Goal:
Identify the lines that contain the word "National" and copy each one.

Entries supplied:
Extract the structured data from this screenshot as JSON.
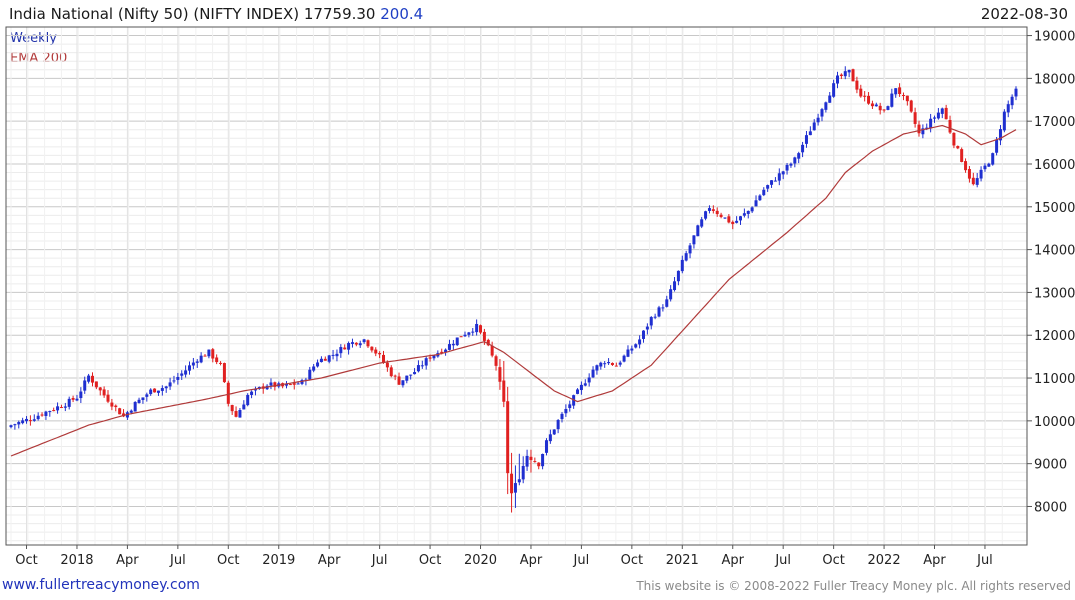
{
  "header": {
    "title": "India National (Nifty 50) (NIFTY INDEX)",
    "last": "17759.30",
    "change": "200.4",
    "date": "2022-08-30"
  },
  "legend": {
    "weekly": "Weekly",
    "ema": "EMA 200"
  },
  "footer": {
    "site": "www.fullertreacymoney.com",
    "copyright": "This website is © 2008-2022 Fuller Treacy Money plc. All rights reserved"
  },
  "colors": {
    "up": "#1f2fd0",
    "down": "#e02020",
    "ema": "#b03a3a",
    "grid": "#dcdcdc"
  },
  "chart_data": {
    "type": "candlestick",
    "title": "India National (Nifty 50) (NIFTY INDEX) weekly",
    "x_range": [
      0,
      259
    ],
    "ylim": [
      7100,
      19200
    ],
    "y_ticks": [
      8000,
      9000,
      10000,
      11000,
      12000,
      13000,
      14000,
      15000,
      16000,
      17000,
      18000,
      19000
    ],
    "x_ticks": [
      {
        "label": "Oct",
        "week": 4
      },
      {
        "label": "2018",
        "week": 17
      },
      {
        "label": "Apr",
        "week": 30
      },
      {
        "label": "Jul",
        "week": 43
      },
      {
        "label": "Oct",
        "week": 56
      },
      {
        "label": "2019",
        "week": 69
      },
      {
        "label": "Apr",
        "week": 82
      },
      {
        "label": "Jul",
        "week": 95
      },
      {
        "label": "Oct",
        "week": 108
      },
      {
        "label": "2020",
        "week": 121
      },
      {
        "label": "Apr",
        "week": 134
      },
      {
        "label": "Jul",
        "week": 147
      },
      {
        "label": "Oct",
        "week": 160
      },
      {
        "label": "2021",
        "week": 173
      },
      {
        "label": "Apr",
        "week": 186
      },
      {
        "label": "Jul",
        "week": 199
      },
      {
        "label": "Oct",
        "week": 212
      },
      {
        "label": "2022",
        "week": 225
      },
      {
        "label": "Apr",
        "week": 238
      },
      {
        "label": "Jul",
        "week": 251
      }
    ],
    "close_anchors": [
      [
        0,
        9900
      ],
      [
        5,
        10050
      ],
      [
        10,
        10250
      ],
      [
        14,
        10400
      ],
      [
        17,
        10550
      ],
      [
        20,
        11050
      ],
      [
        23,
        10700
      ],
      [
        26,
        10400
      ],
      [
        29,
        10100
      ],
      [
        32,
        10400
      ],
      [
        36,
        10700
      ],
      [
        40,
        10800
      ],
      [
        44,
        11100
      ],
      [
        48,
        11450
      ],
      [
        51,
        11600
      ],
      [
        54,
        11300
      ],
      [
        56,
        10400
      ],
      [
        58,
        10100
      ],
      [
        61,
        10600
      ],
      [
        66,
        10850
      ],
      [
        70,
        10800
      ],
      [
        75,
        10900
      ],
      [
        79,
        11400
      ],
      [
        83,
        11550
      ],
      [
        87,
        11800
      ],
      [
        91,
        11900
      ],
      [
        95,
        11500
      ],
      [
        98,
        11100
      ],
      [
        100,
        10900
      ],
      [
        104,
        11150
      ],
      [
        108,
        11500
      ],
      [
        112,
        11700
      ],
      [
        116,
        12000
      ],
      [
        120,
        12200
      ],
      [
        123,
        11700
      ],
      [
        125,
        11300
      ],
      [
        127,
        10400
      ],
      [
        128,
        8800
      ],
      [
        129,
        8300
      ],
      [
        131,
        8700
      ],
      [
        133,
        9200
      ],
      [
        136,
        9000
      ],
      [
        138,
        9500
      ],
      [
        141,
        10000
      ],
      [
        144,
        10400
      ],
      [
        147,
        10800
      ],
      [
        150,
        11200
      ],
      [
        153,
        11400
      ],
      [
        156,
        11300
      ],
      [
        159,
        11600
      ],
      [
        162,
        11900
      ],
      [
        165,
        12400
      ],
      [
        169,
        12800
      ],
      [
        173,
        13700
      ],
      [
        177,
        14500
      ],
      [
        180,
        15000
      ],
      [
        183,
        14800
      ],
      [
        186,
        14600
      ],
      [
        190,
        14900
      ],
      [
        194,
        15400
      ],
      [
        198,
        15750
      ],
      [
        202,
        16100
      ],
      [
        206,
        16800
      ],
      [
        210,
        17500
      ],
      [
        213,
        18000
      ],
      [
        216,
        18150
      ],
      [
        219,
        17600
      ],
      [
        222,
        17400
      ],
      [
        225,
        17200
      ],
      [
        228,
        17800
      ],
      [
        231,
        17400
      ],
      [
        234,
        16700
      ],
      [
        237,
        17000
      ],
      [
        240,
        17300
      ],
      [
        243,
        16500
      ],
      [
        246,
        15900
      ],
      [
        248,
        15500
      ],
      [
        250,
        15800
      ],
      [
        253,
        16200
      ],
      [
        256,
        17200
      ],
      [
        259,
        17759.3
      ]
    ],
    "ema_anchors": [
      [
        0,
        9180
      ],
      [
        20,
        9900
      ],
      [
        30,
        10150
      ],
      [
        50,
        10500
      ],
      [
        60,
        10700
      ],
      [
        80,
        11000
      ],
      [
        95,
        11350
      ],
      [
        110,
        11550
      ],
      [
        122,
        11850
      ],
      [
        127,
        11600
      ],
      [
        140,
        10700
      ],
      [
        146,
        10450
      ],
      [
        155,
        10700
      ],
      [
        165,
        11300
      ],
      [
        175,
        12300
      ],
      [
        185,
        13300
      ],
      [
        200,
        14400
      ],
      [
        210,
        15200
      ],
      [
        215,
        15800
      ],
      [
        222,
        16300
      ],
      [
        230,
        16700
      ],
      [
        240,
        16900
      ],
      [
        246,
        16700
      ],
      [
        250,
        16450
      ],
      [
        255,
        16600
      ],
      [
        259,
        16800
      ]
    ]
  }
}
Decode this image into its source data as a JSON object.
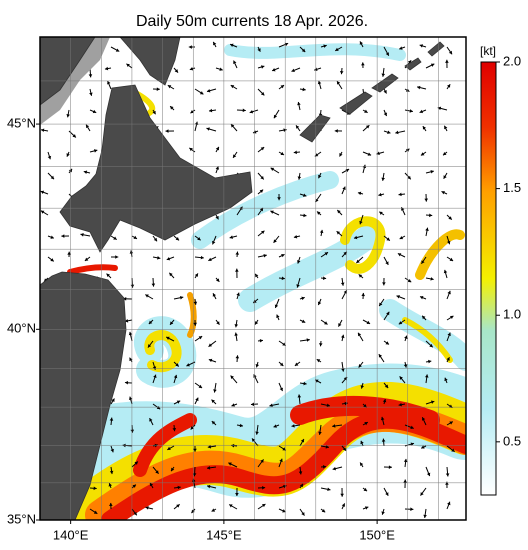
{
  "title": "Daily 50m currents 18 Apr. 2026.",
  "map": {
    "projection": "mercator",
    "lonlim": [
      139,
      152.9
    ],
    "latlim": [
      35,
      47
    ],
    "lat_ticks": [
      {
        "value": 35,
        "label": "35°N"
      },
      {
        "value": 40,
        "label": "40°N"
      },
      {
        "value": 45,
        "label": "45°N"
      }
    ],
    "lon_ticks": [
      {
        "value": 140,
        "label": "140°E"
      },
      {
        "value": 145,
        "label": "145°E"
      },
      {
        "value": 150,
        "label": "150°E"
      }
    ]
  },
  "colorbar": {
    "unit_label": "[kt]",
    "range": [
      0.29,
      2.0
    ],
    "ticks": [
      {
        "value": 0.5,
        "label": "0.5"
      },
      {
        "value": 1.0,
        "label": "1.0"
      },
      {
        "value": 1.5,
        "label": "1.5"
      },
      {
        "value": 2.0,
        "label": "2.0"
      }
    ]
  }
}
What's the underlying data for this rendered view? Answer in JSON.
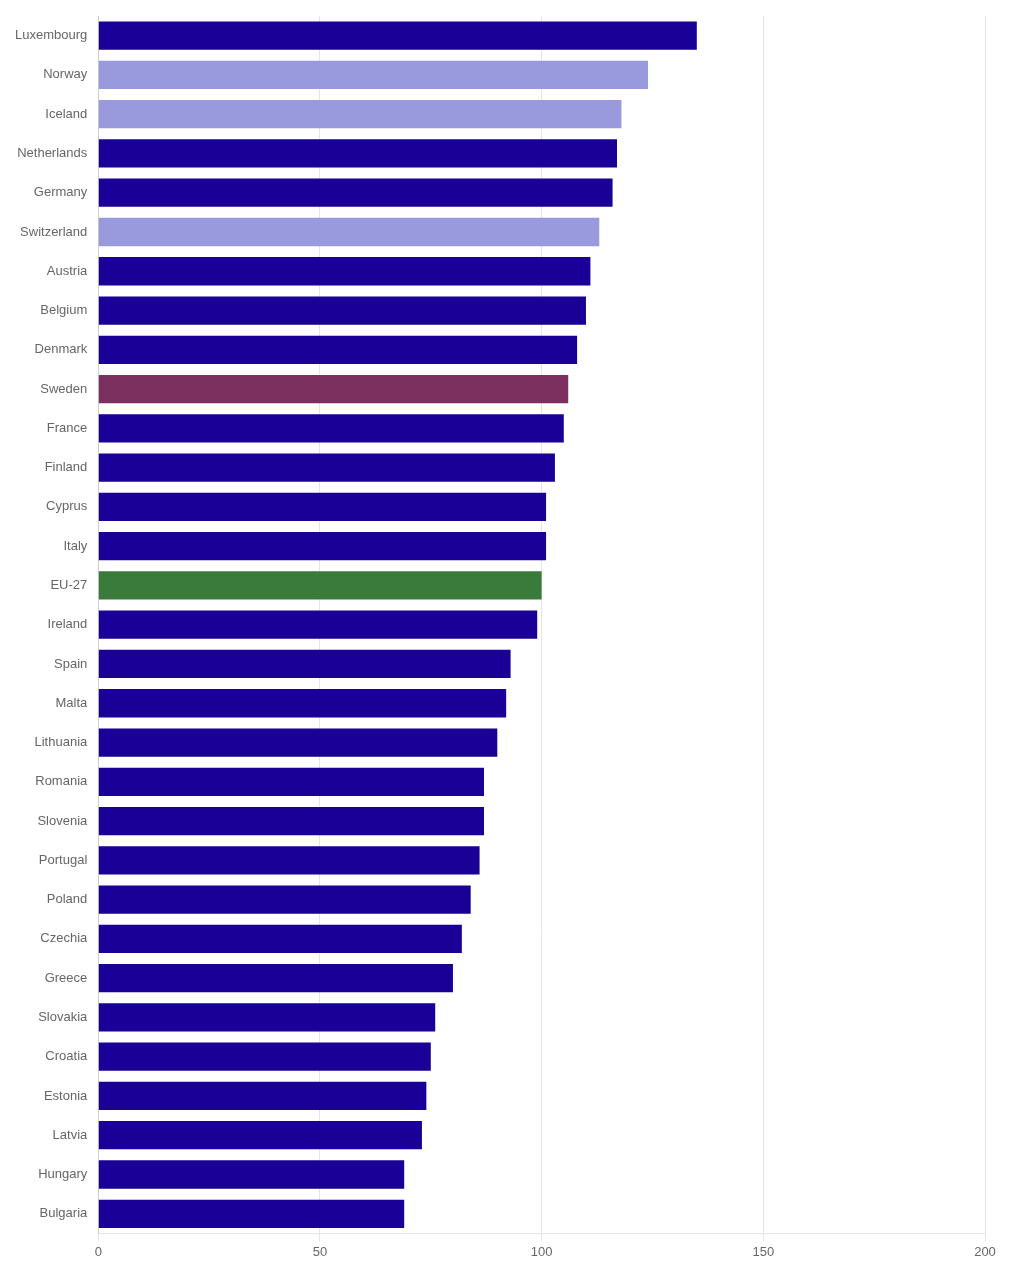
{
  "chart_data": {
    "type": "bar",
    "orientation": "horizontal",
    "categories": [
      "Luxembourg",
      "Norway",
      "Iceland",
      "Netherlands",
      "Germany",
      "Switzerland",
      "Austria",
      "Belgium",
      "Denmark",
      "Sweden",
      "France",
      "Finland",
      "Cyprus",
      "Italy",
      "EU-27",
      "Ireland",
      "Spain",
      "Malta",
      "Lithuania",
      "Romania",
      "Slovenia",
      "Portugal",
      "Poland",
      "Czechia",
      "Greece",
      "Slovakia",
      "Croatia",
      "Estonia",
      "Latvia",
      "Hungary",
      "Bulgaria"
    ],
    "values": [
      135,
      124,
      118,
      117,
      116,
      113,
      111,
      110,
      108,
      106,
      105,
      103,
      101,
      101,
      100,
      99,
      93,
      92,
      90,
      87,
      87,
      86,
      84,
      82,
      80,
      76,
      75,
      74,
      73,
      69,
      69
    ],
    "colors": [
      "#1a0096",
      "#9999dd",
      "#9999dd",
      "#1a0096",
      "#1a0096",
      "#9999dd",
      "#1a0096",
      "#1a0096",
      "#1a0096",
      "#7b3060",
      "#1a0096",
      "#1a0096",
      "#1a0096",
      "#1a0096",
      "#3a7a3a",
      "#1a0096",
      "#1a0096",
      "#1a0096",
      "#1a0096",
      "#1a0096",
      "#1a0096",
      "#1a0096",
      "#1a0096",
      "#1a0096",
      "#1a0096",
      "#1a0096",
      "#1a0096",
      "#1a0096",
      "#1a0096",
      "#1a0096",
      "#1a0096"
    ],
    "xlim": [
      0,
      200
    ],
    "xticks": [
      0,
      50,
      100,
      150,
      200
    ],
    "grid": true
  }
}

The solution:
    "title": "India National (Nifty 50) (NIFTY INDEX)",
    "title": "India National (Nifty 50) (NIFTY INDEX) weekly",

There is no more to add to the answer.